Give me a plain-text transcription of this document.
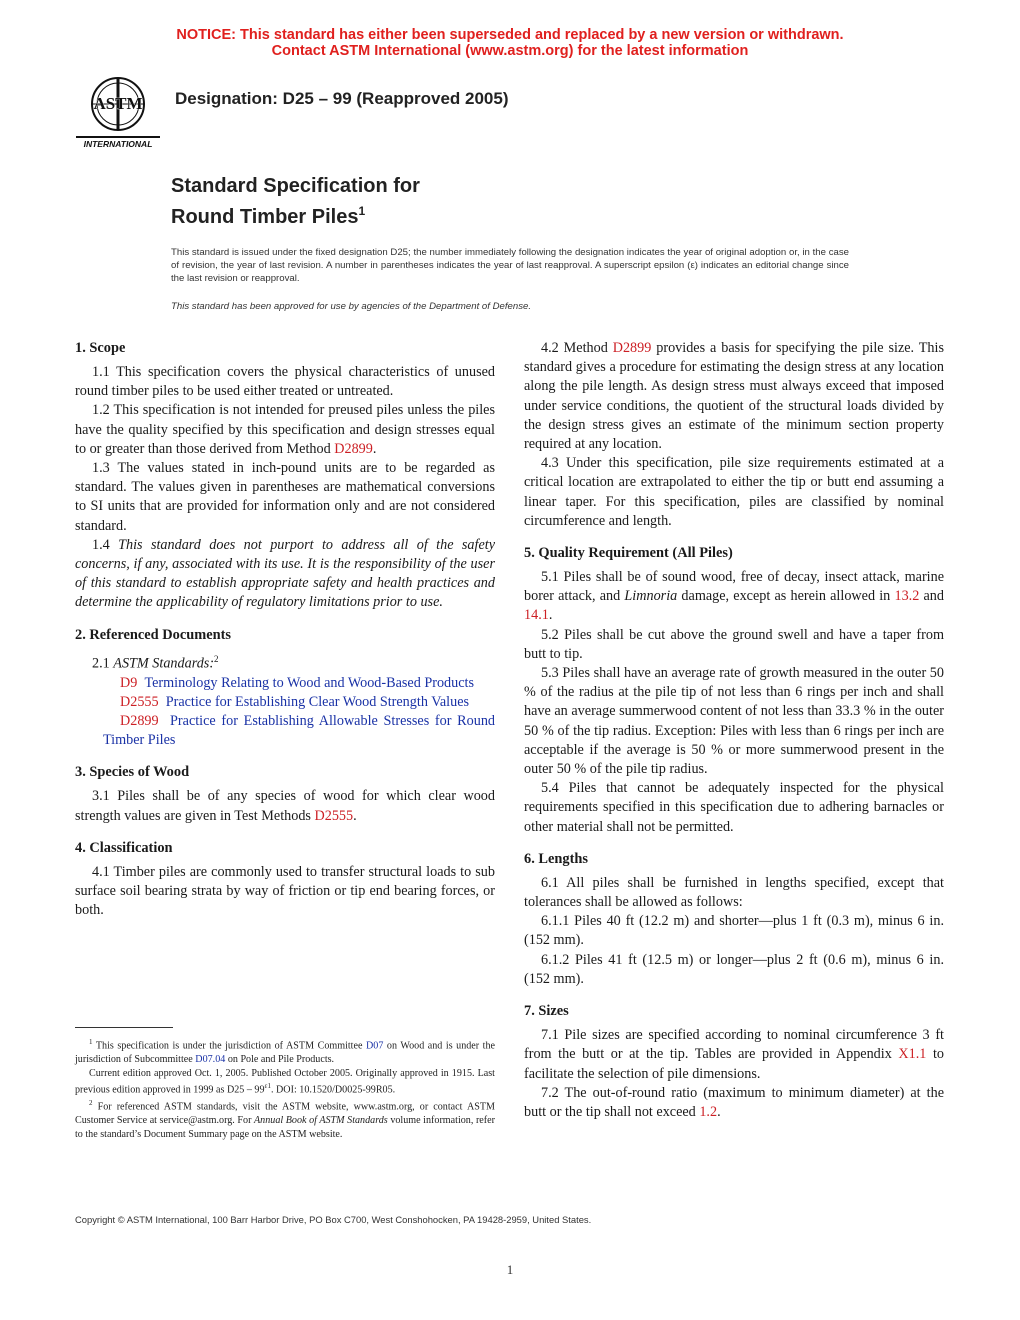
NOTICE: This standard has either been superseded and replaced by a new version or withdrawn.
Contact ASTM International (www.astm.org) for the latest information
ASTM
INTERNATIONAL
Designation: D25 – 99 (Reapproved 2005)
Standard Specification for
Round Timber Piles$^1$
This standard is issued under the fixed designation D25; the number immediately following the designation indicates the year of original adoption or, in the case of revision, the year of last revision. A number in parentheses indicates the year of last reapproval. A superscript epsilon (ε) indicates an editorial change since the last revision or reapproval.
This standard has been approved for use by agencies of the Department of Defense.
1. Scope

1.1 This specification covers the physical characteristics of unused round timber piles to be used either treated or untreated.

1.2 This specification is not intended for preused piles unless the piles have the quality specified by this specification and design stresses equal to or greater than those derived from Method D2899.

1.3 The values stated in inch-pound units are to be regarded as standard. The values given in parentheses are mathematical conversions to SI units that are provided for information only and are not considered standard.

1.4 This standard does not purport to address all of the safety concerns, if any, associated with its use. It is the responsibility of the user of this standard to establish appropriate safety and health practices and determine the applicability of regulatory limitations prior to use.

2. Referenced Documents

2.1 ASTM Standards:$^2$

D9 Terminology Relating to Wood and Wood-Based Products

D2555 Practice for Establishing Clear Wood Strength Values

D2899 Practice for Establishing Allowable Stresses for Round Timber Piles

3. Species of Wood

3.1 Piles shall be of any species of wood for which clear wood strength values are given in Test Methods D2555.

4. Classification

4.1 Timber piles are commonly used to transfer structural loads to sub surface soil bearing strata by way of friction or tip end bearing forces, or both.

4.2 Method D2899 provides a basis for specifying the pile size. This standard gives a procedure for estimating the design stress at any location along the pile length. As design stress must always exceed that imposed under service conditions, the quotient of the structural loads divided by the design stress gives an estimate of the minimum section property required at any location.

4.3 Under this specification, pile size requirements estimated at a critical location are extrapolated to either the tip or butt end assuming a linear taper. For this specification, piles are classified by nominal circumference and length.

5. Quality Requirement (All Piles)

5.1 Piles shall be of sound wood, free of decay, insect attack, marine borer attack, and Limnoria damage, except as herein allowed in 13.2 and 14.1.

5.2 Piles shall be cut above the ground swell and have a taper from butt to tip.

5.3 Piles shall have an average rate of growth measured in the outer 50 % of the radius at the pile tip of not less than 6 rings per inch and shall have an average summerwood content of not less than 33.3 % in the outer 50 % of the tip radius. Exception: Piles with less than 6 rings per inch are acceptable if the average is 50 % or more summerwood present in the outer 50 % of the pile tip radius.

5.4 Piles that cannot be adequately inspected for the physical requirements specified in this specification due to adhering barnacles or other material shall not be permitted.

6. Lengths

6.1 All piles shall be furnished in lengths specified, except that tolerances shall be allowed as follows:

6.1.1 Piles 40 ft (12.2 m) and shorter—plus 1 ft (0.3 m), minus 6 in. (152 mm).

6.1.2 Piles 41 ft (12.5 m) or longer—plus 2 ft (0.6 m), minus 6 in. (152 mm).

7. Sizes

7.1 Pile sizes are specified according to nominal circumference 3 ft from the butt or at the tip. Tables are provided in Appendix X1.1 to facilitate the selection of pile dimensions.

7.2 The out-of-round ratio (maximum to minimum diameter) at the butt or the tip shall not exceed 1.2.

$^1$ This specification is under the jurisdiction of ASTM Committee D07 on Wood and is under the jurisdiction of Subcommittee D07.04 on Pole and Pile Products.

Current edition approved Oct. 1, 2005. Published October 2005. Originally approved in 1915. Last previous edition approved in 1999 as $D25 - 99^{\varepsilon 1}$. DOI: 10.1520/D0025-99R05.

$^2$ For referenced ASTM standards, visit the ASTM website, www.astm.org, or contact ASTM Customer Service at service@astm.org. For Annual Book of ASTM Standards volume information, refer to the standard’s Document Summary page on the ASTM website.

Copyright © ASTM International, 100 Barr Harbor Drive, PO Box C700, West Conshohocken, PA 19428-2959, United States.
1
- - -
▸ SET TASK
Copy every line of the entries above in which "been" occurs.

▸ ANSWER TO THIS TASK
NOTICE: This standard has either been superseded and replaced by a new version or withdrawn.
This standard has been approved for use by agencies of the Department of Defense.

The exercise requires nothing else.